◆ WHAT IS BEING ASKED ◆
Repeat the data verbatim.

◆ GIVEN DATA ◆
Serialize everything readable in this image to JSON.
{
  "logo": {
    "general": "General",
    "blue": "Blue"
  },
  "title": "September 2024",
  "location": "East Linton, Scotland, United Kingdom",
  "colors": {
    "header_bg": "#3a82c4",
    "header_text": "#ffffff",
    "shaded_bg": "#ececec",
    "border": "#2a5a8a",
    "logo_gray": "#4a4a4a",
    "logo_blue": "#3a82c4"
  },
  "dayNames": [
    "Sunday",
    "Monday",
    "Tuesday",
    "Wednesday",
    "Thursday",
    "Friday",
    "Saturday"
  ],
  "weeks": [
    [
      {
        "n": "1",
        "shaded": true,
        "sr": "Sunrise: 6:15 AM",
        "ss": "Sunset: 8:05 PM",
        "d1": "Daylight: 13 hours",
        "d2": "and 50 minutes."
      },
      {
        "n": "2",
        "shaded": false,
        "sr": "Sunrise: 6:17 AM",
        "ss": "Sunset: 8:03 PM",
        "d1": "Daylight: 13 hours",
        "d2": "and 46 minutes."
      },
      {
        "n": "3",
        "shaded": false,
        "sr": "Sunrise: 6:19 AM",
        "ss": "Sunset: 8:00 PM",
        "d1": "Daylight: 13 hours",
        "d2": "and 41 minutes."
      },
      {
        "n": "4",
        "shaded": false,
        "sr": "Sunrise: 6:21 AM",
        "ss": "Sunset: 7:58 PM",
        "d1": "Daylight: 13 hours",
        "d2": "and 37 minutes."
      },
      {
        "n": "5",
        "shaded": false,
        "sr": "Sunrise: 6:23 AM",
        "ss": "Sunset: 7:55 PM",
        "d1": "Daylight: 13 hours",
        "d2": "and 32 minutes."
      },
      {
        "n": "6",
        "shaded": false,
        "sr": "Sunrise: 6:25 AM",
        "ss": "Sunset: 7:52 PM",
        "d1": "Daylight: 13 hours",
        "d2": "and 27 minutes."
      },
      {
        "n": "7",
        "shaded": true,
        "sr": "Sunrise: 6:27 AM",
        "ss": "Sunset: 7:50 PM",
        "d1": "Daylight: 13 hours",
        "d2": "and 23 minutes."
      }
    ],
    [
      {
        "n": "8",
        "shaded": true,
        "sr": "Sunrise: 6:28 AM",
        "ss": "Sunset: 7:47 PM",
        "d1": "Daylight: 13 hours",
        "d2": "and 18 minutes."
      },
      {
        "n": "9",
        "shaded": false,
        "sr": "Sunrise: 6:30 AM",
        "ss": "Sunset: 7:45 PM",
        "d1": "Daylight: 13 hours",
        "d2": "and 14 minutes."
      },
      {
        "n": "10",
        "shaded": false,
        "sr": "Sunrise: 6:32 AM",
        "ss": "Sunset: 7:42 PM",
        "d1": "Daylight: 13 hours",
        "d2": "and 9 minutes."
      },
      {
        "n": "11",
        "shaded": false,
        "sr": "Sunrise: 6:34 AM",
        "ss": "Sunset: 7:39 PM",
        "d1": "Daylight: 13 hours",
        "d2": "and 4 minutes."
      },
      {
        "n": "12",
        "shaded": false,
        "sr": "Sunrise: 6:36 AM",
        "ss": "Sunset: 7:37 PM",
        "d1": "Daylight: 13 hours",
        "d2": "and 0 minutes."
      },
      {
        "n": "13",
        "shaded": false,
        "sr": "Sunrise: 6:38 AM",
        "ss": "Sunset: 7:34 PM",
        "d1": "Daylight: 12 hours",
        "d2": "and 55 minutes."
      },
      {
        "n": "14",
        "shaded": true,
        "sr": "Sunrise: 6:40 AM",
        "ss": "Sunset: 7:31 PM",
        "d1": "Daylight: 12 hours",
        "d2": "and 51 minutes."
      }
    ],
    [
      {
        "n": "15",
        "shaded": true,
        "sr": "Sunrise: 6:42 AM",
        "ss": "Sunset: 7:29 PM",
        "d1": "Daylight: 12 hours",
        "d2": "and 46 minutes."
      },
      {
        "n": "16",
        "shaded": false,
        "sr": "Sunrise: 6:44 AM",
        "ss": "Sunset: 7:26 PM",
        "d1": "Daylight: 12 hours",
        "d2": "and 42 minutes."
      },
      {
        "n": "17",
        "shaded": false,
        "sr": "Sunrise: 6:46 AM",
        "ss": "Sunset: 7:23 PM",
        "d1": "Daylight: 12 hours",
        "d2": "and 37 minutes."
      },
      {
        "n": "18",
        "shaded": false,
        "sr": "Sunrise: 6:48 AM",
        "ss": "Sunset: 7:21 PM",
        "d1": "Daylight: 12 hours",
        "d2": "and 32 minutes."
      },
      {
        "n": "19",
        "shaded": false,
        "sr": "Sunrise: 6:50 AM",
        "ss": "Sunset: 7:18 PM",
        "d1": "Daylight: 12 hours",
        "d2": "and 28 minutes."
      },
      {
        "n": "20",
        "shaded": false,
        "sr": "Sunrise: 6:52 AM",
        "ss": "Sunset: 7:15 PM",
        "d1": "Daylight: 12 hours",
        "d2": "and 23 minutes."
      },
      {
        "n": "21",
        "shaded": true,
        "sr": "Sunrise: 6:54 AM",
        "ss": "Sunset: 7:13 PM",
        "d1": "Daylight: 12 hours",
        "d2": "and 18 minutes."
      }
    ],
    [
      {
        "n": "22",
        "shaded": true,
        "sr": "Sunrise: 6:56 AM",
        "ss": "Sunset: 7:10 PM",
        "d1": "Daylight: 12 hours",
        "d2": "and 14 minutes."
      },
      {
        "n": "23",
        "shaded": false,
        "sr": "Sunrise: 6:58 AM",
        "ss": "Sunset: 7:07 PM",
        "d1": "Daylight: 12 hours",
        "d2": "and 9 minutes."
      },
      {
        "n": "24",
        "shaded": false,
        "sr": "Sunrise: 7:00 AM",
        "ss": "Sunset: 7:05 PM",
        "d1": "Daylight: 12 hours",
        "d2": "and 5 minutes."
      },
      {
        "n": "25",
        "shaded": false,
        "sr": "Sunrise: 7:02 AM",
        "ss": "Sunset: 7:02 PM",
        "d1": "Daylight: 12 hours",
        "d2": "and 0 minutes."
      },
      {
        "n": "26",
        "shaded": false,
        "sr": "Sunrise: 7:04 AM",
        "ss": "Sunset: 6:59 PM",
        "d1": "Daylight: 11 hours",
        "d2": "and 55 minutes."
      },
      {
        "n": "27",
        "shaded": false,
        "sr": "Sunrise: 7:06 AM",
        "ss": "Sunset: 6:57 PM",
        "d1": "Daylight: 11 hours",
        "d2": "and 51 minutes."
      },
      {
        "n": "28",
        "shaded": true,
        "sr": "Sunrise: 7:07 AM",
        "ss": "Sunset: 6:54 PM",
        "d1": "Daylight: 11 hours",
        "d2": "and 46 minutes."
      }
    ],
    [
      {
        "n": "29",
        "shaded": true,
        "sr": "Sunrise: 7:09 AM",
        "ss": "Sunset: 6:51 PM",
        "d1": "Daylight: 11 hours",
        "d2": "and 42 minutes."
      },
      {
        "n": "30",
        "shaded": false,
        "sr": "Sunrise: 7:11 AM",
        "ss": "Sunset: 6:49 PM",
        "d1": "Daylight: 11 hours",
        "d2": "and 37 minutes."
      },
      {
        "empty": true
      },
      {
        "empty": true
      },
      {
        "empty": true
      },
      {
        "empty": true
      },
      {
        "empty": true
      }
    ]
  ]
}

◆ RESULT OF THE TASK ◆
Serialize everything readable in this image to JSON.
{
  "logo": {
    "general": "General",
    "blue": "Blue"
  },
  "title": "September 2024",
  "location": "East Linton, Scotland, United Kingdom",
  "colors": {
    "header_bg": "#3a82c4",
    "header_text": "#ffffff",
    "shaded_bg": "#ececec",
    "border": "#2a5a8a",
    "logo_gray": "#4a4a4a",
    "logo_blue": "#3a82c4"
  },
  "dayNames": [
    "Sunday",
    "Monday",
    "Tuesday",
    "Wednesday",
    "Thursday",
    "Friday",
    "Saturday"
  ],
  "weeks": [
    [
      {
        "n": "1",
        "shaded": true,
        "sr": "Sunrise: 6:15 AM",
        "ss": "Sunset: 8:05 PM",
        "d1": "Daylight: 13 hours",
        "d2": "and 50 minutes."
      },
      {
        "n": "2",
        "shaded": false,
        "sr": "Sunrise: 6:17 AM",
        "ss": "Sunset: 8:03 PM",
        "d1": "Daylight: 13 hours",
        "d2": "and 46 minutes."
      },
      {
        "n": "3",
        "shaded": false,
        "sr": "Sunrise: 6:19 AM",
        "ss": "Sunset: 8:00 PM",
        "d1": "Daylight: 13 hours",
        "d2": "and 41 minutes."
      },
      {
        "n": "4",
        "shaded": false,
        "sr": "Sunrise: 6:21 AM",
        "ss": "Sunset: 7:58 PM",
        "d1": "Daylight: 13 hours",
        "d2": "and 37 minutes."
      },
      {
        "n": "5",
        "shaded": false,
        "sr": "Sunrise: 6:23 AM",
        "ss": "Sunset: 7:55 PM",
        "d1": "Daylight: 13 hours",
        "d2": "and 32 minutes."
      },
      {
        "n": "6",
        "shaded": false,
        "sr": "Sunrise: 6:25 AM",
        "ss": "Sunset: 7:52 PM",
        "d1": "Daylight: 13 hours",
        "d2": "and 27 minutes."
      },
      {
        "n": "7",
        "shaded": true,
        "sr": "Sunrise: 6:27 AM",
        "ss": "Sunset: 7:50 PM",
        "d1": "Daylight: 13 hours",
        "d2": "and 23 minutes."
      }
    ],
    [
      {
        "n": "8",
        "shaded": true,
        "sr": "Sunrise: 6:28 AM",
        "ss": "Sunset: 7:47 PM",
        "d1": "Daylight: 13 hours",
        "d2": "and 18 minutes."
      },
      {
        "n": "9",
        "shaded": false,
        "sr": "Sunrise: 6:30 AM",
        "ss": "Sunset: 7:45 PM",
        "d1": "Daylight: 13 hours",
        "d2": "and 14 minutes."
      },
      {
        "n": "10",
        "shaded": false,
        "sr": "Sunrise: 6:32 AM",
        "ss": "Sunset: 7:42 PM",
        "d1": "Daylight: 13 hours",
        "d2": "and 9 minutes."
      },
      {
        "n": "11",
        "shaded": false,
        "sr": "Sunrise: 6:34 AM",
        "ss": "Sunset: 7:39 PM",
        "d1": "Daylight: 13 hours",
        "d2": "and 4 minutes."
      },
      {
        "n": "12",
        "shaded": false,
        "sr": "Sunrise: 6:36 AM",
        "ss": "Sunset: 7:37 PM",
        "d1": "Daylight: 13 hours",
        "d2": "and 0 minutes."
      },
      {
        "n": "13",
        "shaded": false,
        "sr": "Sunrise: 6:38 AM",
        "ss": "Sunset: 7:34 PM",
        "d1": "Daylight: 12 hours",
        "d2": "and 55 minutes."
      },
      {
        "n": "14",
        "shaded": true,
        "sr": "Sunrise: 6:40 AM",
        "ss": "Sunset: 7:31 PM",
        "d1": "Daylight: 12 hours",
        "d2": "and 51 minutes."
      }
    ],
    [
      {
        "n": "15",
        "shaded": true,
        "sr": "Sunrise: 6:42 AM",
        "ss": "Sunset: 7:29 PM",
        "d1": "Daylight: 12 hours",
        "d2": "and 46 minutes."
      },
      {
        "n": "16",
        "shaded": false,
        "sr": "Sunrise: 6:44 AM",
        "ss": "Sunset: 7:26 PM",
        "d1": "Daylight: 12 hours",
        "d2": "and 42 minutes."
      },
      {
        "n": "17",
        "shaded": false,
        "sr": "Sunrise: 6:46 AM",
        "ss": "Sunset: 7:23 PM",
        "d1": "Daylight: 12 hours",
        "d2": "and 37 minutes."
      },
      {
        "n": "18",
        "shaded": false,
        "sr": "Sunrise: 6:48 AM",
        "ss": "Sunset: 7:21 PM",
        "d1": "Daylight: 12 hours",
        "d2": "and 32 minutes."
      },
      {
        "n": "19",
        "shaded": false,
        "sr": "Sunrise: 6:50 AM",
        "ss": "Sunset: 7:18 PM",
        "d1": "Daylight: 12 hours",
        "d2": "and 28 minutes."
      },
      {
        "n": "20",
        "shaded": false,
        "sr": "Sunrise: 6:52 AM",
        "ss": "Sunset: 7:15 PM",
        "d1": "Daylight: 12 hours",
        "d2": "and 23 minutes."
      },
      {
        "n": "21",
        "shaded": true,
        "sr": "Sunrise: 6:54 AM",
        "ss": "Sunset: 7:13 PM",
        "d1": "Daylight: 12 hours",
        "d2": "and 18 minutes."
      }
    ],
    [
      {
        "n": "22",
        "shaded": true,
        "sr": "Sunrise: 6:56 AM",
        "ss": "Sunset: 7:10 PM",
        "d1": "Daylight: 12 hours",
        "d2": "and 14 minutes."
      },
      {
        "n": "23",
        "shaded": false,
        "sr": "Sunrise: 6:58 AM",
        "ss": "Sunset: 7:07 PM",
        "d1": "Daylight: 12 hours",
        "d2": "and 9 minutes."
      },
      {
        "n": "24",
        "shaded": false,
        "sr": "Sunrise: 7:00 AM",
        "ss": "Sunset: 7:05 PM",
        "d1": "Daylight: 12 hours",
        "d2": "and 5 minutes."
      },
      {
        "n": "25",
        "shaded": false,
        "sr": "Sunrise: 7:02 AM",
        "ss": "Sunset: 7:02 PM",
        "d1": "Daylight: 12 hours",
        "d2": "and 0 minutes."
      },
      {
        "n": "26",
        "shaded": false,
        "sr": "Sunrise: 7:04 AM",
        "ss": "Sunset: 6:59 PM",
        "d1": "Daylight: 11 hours",
        "d2": "and 55 minutes."
      },
      {
        "n": "27",
        "shaded": false,
        "sr": "Sunrise: 7:06 AM",
        "ss": "Sunset: 6:57 PM",
        "d1": "Daylight: 11 hours",
        "d2": "and 51 minutes."
      },
      {
        "n": "28",
        "shaded": true,
        "sr": "Sunrise: 7:07 AM",
        "ss": "Sunset: 6:54 PM",
        "d1": "Daylight: 11 hours",
        "d2": "and 46 minutes."
      }
    ],
    [
      {
        "n": "29",
        "shaded": true,
        "sr": "Sunrise: 7:09 AM",
        "ss": "Sunset: 6:51 PM",
        "d1": "Daylight: 11 hours",
        "d2": "and 42 minutes."
      },
      {
        "n": "30",
        "shaded": false,
        "sr": "Sunrise: 7:11 AM",
        "ss": "Sunset: 6:49 PM",
        "d1": "Daylight: 11 hours",
        "d2": "and 37 minutes."
      },
      {
        "empty": true
      },
      {
        "empty": true
      },
      {
        "empty": true
      },
      {
        "empty": true
      },
      {
        "empty": true
      }
    ]
  ]
}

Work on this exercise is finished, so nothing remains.